Figure collection entries
□ □ □ □ □

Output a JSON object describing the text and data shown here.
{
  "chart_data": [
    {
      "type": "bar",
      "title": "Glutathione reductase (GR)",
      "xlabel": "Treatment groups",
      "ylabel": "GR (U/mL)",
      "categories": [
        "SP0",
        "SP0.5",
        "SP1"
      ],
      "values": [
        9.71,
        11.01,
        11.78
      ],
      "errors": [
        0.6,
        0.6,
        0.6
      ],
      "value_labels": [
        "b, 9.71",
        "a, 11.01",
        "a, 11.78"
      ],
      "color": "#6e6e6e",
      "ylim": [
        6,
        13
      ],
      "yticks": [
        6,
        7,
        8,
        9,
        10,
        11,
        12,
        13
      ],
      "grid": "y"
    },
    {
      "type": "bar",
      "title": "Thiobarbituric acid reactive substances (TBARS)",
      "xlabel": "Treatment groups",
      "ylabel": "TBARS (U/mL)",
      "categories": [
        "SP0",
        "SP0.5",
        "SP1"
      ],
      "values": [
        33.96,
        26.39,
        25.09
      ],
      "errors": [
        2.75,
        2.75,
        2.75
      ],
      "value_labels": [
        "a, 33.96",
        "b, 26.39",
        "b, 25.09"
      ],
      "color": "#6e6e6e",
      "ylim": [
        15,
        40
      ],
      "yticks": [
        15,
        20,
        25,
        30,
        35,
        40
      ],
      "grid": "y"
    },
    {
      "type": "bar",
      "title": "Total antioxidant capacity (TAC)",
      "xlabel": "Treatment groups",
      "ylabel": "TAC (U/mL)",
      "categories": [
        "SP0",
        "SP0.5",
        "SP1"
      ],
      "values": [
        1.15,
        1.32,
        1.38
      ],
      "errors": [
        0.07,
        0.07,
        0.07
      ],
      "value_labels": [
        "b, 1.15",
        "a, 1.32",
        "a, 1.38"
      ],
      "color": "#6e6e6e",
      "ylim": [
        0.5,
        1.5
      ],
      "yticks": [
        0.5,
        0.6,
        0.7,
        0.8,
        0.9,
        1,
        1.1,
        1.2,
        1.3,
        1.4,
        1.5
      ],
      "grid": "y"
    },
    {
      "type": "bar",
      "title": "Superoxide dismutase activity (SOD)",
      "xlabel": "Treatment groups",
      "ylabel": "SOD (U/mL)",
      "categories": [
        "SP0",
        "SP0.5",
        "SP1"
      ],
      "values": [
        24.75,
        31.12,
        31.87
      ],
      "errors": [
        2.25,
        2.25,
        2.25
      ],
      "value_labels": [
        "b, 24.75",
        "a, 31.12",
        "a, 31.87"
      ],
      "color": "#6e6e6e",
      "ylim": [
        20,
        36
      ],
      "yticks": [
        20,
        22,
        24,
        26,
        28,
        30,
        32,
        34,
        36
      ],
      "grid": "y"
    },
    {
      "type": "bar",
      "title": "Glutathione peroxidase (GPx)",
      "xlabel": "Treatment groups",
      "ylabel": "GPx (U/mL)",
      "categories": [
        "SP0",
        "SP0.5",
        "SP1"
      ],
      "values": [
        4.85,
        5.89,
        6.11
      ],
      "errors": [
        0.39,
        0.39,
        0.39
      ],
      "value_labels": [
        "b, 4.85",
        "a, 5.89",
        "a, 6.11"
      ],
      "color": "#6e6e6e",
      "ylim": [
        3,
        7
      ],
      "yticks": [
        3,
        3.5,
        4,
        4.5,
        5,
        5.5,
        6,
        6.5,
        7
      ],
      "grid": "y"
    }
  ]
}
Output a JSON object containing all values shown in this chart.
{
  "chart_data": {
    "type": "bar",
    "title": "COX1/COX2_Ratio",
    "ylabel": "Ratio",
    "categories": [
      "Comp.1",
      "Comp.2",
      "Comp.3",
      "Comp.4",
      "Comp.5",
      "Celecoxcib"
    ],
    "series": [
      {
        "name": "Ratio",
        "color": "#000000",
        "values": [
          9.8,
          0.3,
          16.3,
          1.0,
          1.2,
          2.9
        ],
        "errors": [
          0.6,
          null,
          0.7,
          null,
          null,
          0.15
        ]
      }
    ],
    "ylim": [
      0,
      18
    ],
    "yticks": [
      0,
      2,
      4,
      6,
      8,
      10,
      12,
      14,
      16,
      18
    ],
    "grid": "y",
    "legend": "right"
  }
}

□ □ □ □ □

Your instructions — Print every entry exactly as written.

Exercise answer —
Output a JSON object describing the text and data shown here.
{
  "chart_data": [
    {
      "type": "bar",
      "title": "Glutathione reductase (GR)",
      "xlabel": "Treatment groups",
      "ylabel": "GR (U/mL)",
      "categories": [
        "SP0",
        "SP0.5",
        "SP1"
      ],
      "values": [
        9.71,
        11.01,
        11.78
      ],
      "errors": [
        0.6,
        0.6,
        0.6
      ],
      "value_labels": [
        "b, 9.71",
        "a, 11.01",
        "a, 11.78"
      ],
      "color": "#6e6e6e",
      "ylim": [
        6,
        13
      ],
      "yticks": [
        6,
        7,
        8,
        9,
        10,
        11,
        12,
        13
      ],
      "grid": "y"
    },
    {
      "type": "bar",
      "title": "Thiobarbituric acid reactive substances (TBARS)",
      "xlabel": "Treatment groups",
      "ylabel": "TBARS (U/mL)",
      "categories": [
        "SP0",
        "SP0.5",
        "SP1"
      ],
      "values": [
        33.96,
        26.39,
        25.09
      ],
      "errors": [
        2.75,
        2.75,
        2.75
      ],
      "value_labels": [
        "a, 33.96",
        "b, 26.39",
        "b, 25.09"
      ],
      "color": "#6e6e6e",
      "ylim": [
        15,
        40
      ],
      "yticks": [
        15,
        20,
        25,
        30,
        35,
        40
      ],
      "grid": "y"
    },
    {
      "type": "bar",
      "title": "Total antioxidant capacity (TAC)",
      "xlabel": "Treatment groups",
      "ylabel": "TAC (U/mL)",
      "categories": [
        "SP0",
        "SP0.5",
        "SP1"
      ],
      "values": [
        1.15,
        1.32,
        1.38
      ],
      "errors": [
        0.07,
        0.07,
        0.07
      ],
      "value_labels": [
        "b, 1.15",
        "a, 1.32",
        "a, 1.38"
      ],
      "color": "#6e6e6e",
      "ylim": [
        0.5,
        1.5
      ],
      "yticks": [
        0.5,
        0.6,
        0.7,
        0.8,
        0.9,
        1,
        1.1,
        1.2,
        1.3,
        1.4,
        1.5
      ],
      "grid": "y"
    },
    {
      "type": "bar",
      "title": "Superoxide dismutase activity (SOD)",
      "xlabel": "Treatment groups",
      "ylabel": "SOD (U/mL)",
      "categories": [
        "SP0",
        "SP0.5",
        "SP1"
      ],
      "values": [
        24.75,
        31.12,
        31.87
      ],
      "errors": [
        2.25,
        2.25,
        2.25
      ],
      "value_labels": [
        "b, 24.75",
        "a, 31.12",
        "a, 31.87"
      ],
      "color": "#6e6e6e",
      "ylim": [
        20,
        36
      ],
      "yticks": [
        20,
        22,
        24,
        26,
        28,
        30,
        32,
        34,
        36
      ],
      "grid": "y"
    },
    {
      "type": "bar",
      "title": "Glutathione peroxidase (GPx)",
      "xlabel": "Treatment groups",
      "ylabel": "GPx (U/mL)",
      "categories": [
        "SP0",
        "SP0.5",
        "SP1"
      ],
      "values": [
        4.85,
        5.89,
        6.11
      ],
      "errors": [
        0.39,
        0.39,
        0.39
      ],
      "value_labels": [
        "b, 4.85",
        "a, 5.89",
        "a, 6.11"
      ],
      "color": "#6e6e6e",
      "ylim": [
        3,
        7
      ],
      "yticks": [
        3,
        3.5,
        4,
        4.5,
        5,
        5.5,
        6,
        6.5,
        7
      ],
      "grid": "y"
    }
  ]
}
Output a JSON object containing all values shown in this chart.
{
  "chart_data": {
    "type": "bar",
    "title": "COX1/COX2_Ratio",
    "ylabel": "Ratio",
    "categories": [
      "Comp.1",
      "Comp.2",
      "Comp.3",
      "Comp.4",
      "Comp.5",
      "Celecoxcib"
    ],
    "series": [
      {
        "name": "Ratio",
        "color": "#000000",
        "values": [
          9.8,
          0.3,
          16.3,
          1.0,
          1.2,
          2.9
        ],
        "errors": [
          0.6,
          null,
          0.7,
          null,
          null,
          0.15
        ]
      }
    ],
    "ylim": [
      0,
      18
    ],
    "yticks": [
      0,
      2,
      4,
      6,
      8,
      10,
      12,
      14,
      16,
      18
    ],
    "grid": "y",
    "legend": "right"
  }
}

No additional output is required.